## Task statement
For each line below that contains the string "между", copy that line.

#####

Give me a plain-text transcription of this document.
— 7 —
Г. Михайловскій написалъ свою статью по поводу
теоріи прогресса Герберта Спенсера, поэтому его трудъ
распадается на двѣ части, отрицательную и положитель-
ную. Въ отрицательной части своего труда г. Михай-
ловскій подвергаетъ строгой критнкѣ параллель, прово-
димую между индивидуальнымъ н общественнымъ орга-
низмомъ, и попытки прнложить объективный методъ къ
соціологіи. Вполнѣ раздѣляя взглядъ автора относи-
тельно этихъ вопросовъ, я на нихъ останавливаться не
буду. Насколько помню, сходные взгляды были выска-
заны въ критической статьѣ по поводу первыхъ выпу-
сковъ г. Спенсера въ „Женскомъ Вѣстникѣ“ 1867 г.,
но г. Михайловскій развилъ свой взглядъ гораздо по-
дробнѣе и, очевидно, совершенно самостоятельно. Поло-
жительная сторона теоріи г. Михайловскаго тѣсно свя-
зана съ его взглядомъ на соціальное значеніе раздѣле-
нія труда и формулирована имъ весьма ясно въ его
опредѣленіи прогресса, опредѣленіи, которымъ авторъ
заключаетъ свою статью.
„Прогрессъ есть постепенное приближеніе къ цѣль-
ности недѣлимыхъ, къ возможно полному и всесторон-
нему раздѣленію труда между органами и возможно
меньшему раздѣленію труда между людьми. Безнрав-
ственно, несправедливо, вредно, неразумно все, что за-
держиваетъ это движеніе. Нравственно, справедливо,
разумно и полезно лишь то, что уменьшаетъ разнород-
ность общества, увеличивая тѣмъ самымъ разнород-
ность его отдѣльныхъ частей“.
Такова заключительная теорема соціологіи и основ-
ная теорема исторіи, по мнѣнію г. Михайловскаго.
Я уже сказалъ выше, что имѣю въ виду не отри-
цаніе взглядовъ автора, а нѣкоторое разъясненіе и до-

#####

## The response
димую между индивидуальнымъ н общественнымъ орга-
нему раздѣленію труда между органами и возможно
меньшему раздѣленію труда между людьми. Безнрав-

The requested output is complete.